Supplied records:
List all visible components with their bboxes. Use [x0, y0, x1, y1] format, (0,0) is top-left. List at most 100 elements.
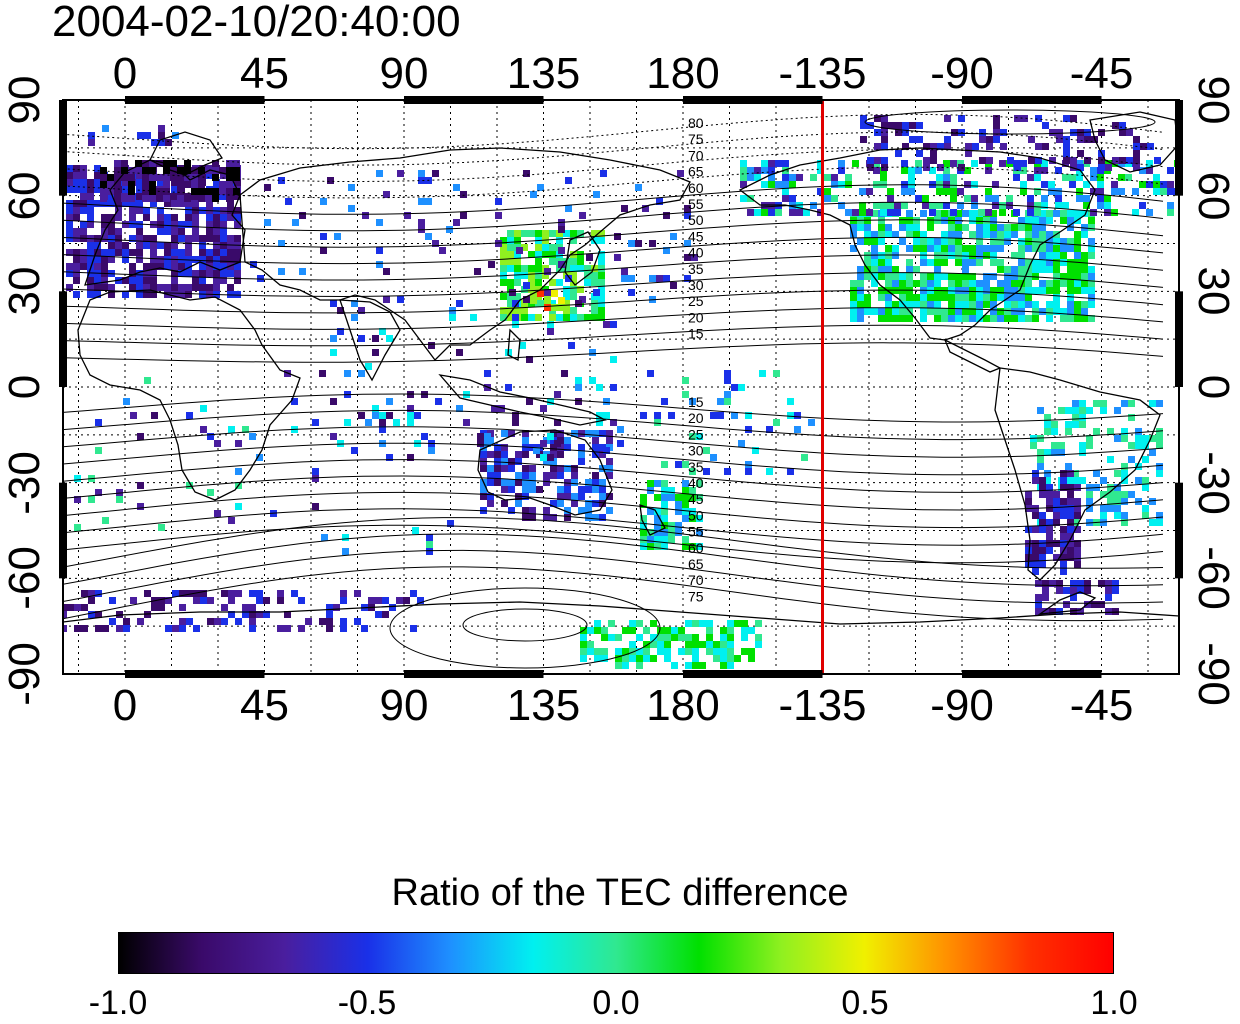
- tec-cell: [1060, 210, 1067, 217]
- tec-cell: [507, 300, 514, 307]
- tec-cell: [192, 256, 199, 263]
- tec-cell: [1060, 245, 1067, 252]
- tec-cell: [999, 160, 1006, 167]
- tec-cell: [962, 210, 969, 217]
- tec-cell: [727, 648, 734, 655]
- tec-cell: [969, 245, 976, 252]
- tec-cell: [212, 188, 219, 195]
- tec-cell: [1081, 287, 1088, 294]
- tec-cell: [740, 174, 747, 181]
- tec-cell: [1070, 115, 1077, 122]
- tec-cell: [557, 430, 564, 437]
- tec-cell: [1060, 280, 1067, 287]
- tec-cell: [1060, 273, 1067, 280]
- tec-cell: [130, 597, 137, 604]
- tec-cell: [382, 611, 389, 618]
- tec-cell: [962, 308, 969, 315]
- tec-cell: [596, 412, 603, 419]
- tec-cell: [530, 297, 537, 304]
- tec-cell: [1049, 157, 1056, 164]
- tec-cell: [754, 209, 761, 216]
- tec-cell: [927, 308, 934, 315]
- tec-cell: [227, 270, 234, 277]
- tec-cell: [1062, 174, 1069, 181]
- tec-cell: [696, 433, 703, 440]
- tec-cell: [206, 228, 213, 235]
- tec-cell: [986, 136, 993, 143]
- tec-cell: [228, 426, 235, 433]
- tec-cell: [529, 479, 536, 486]
- tec-cell: [930, 143, 937, 150]
- tec-cell: [1034, 188, 1041, 195]
- tec-cell: [599, 479, 606, 486]
- tec-cell: [592, 500, 599, 507]
- tec-cell: [615, 662, 622, 669]
- tec-cell: [621, 268, 628, 275]
- tec-cell: [164, 214, 171, 221]
- tec-cell: [101, 263, 108, 270]
- tec-cell: [249, 618, 256, 625]
- tec-cell: [895, 122, 902, 129]
- tec-cell: [521, 265, 528, 272]
- tec-cell: [264, 219, 271, 226]
- tec-cell: [519, 342, 526, 349]
- tec-cell: [591, 307, 598, 314]
- tec-cell: [477, 440, 484, 447]
- tec-cell: [526, 398, 533, 405]
- tec-cell: [1032, 259, 1039, 266]
- tec-cell: [143, 284, 150, 291]
- tec-cell: [1032, 315, 1039, 322]
- tec-cell: [577, 230, 584, 237]
- tec-cell: [1088, 287, 1095, 294]
- tec-cell: [901, 188, 908, 195]
- tec-cell: [706, 620, 713, 627]
- tec-cell: [507, 230, 514, 237]
- tec-cell: [129, 284, 136, 291]
- tec-cell: [1111, 209, 1118, 216]
- tec-cell: [957, 202, 964, 209]
- tec-cell: [340, 618, 347, 625]
- tec-cell: [1053, 308, 1060, 315]
- tec-cell: [561, 370, 568, 377]
- tec-cell: [487, 500, 494, 507]
- tec-cell: [577, 265, 584, 272]
- tec-cell: [768, 160, 775, 167]
- tec-cell: [1128, 414, 1135, 421]
- tec-cell: [73, 228, 80, 235]
- tec-cell: [178, 221, 185, 228]
- tec-cell: [1112, 580, 1119, 587]
- tec-cell: [284, 625, 291, 632]
- tec-cell: [603, 447, 610, 454]
- bottom-longitude-tick: 90: [379, 681, 429, 730]
- tec-cell: [1067, 259, 1074, 266]
- right-axis-bar: [1175, 100, 1183, 196]
- tec-cell: [219, 188, 226, 195]
- tec-cell: [213, 277, 220, 284]
- tec-cell: [123, 625, 130, 632]
- tec-cell: [1039, 512, 1046, 519]
- tec-cell: [1039, 491, 1046, 498]
- tec-cell: [536, 486, 543, 493]
- tec-cell: [969, 231, 976, 238]
- tec-cell: [734, 620, 741, 627]
- tec-cell: [206, 200, 213, 207]
- tec-cell: [1039, 477, 1046, 484]
- tec-cell: [600, 170, 607, 177]
- tec-cell: [1018, 280, 1025, 287]
- tec-cell: [1067, 273, 1074, 280]
- tec-cell: [1035, 115, 1042, 122]
- tec-cell: [372, 335, 379, 342]
- tec-cell: [654, 543, 661, 550]
- tec-cell: [157, 284, 164, 291]
- tec-cell: [585, 500, 592, 507]
- tec-cell: [150, 235, 157, 242]
- tec-cell: [94, 235, 101, 242]
- tec-cell: [941, 210, 948, 217]
- tec-cell: [867, 164, 874, 171]
- tec-cell: [727, 662, 734, 669]
- tec-cell: [1063, 587, 1070, 594]
- tec-cell: [1067, 512, 1074, 519]
- tec-cell: [845, 209, 852, 216]
- tec-cell: [150, 270, 157, 277]
- tec-cell: [845, 174, 852, 181]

What to produce: Copy the data lines word for word, starting with the line containing "- tec-cell: [1060, 210, 1067, 217]" and continuing down through the line containing "- tec-cell: [521, 265, 528, 272]", including both of those lines.

Correct response:
- tec-cell: [1060, 210, 1067, 217]
- tec-cell: [507, 300, 514, 307]
- tec-cell: [192, 256, 199, 263]
- tec-cell: [1060, 245, 1067, 252]
- tec-cell: [999, 160, 1006, 167]
- tec-cell: [962, 210, 969, 217]
- tec-cell: [727, 648, 734, 655]
- tec-cell: [969, 245, 976, 252]
- tec-cell: [212, 188, 219, 195]
- tec-cell: [1081, 287, 1088, 294]
- tec-cell: [740, 174, 747, 181]
- tec-cell: [1070, 115, 1077, 122]
- tec-cell: [557, 430, 564, 437]
- tec-cell: [1060, 280, 1067, 287]
- tec-cell: [1060, 273, 1067, 280]
- tec-cell: [130, 597, 137, 604]
- tec-cell: [382, 611, 389, 618]
- tec-cell: [962, 308, 969, 315]
- tec-cell: [596, 412, 603, 419]
- tec-cell: [530, 297, 537, 304]
- tec-cell: [1049, 157, 1056, 164]
- tec-cell: [754, 209, 761, 216]
- tec-cell: [927, 308, 934, 315]
- tec-cell: [227, 270, 234, 277]
- tec-cell: [1062, 174, 1069, 181]
- tec-cell: [696, 433, 703, 440]
- tec-cell: [206, 228, 213, 235]
- tec-cell: [986, 136, 993, 143]
- tec-cell: [228, 426, 235, 433]
- tec-cell: [529, 479, 536, 486]
- tec-cell: [930, 143, 937, 150]
- tec-cell: [1034, 188, 1041, 195]
- tec-cell: [599, 479, 606, 486]
- tec-cell: [592, 500, 599, 507]
- tec-cell: [615, 662, 622, 669]
- tec-cell: [621, 268, 628, 275]
- tec-cell: [164, 214, 171, 221]
- tec-cell: [101, 263, 108, 270]
- tec-cell: [249, 618, 256, 625]
- tec-cell: [895, 122, 902, 129]
- tec-cell: [521, 265, 528, 272]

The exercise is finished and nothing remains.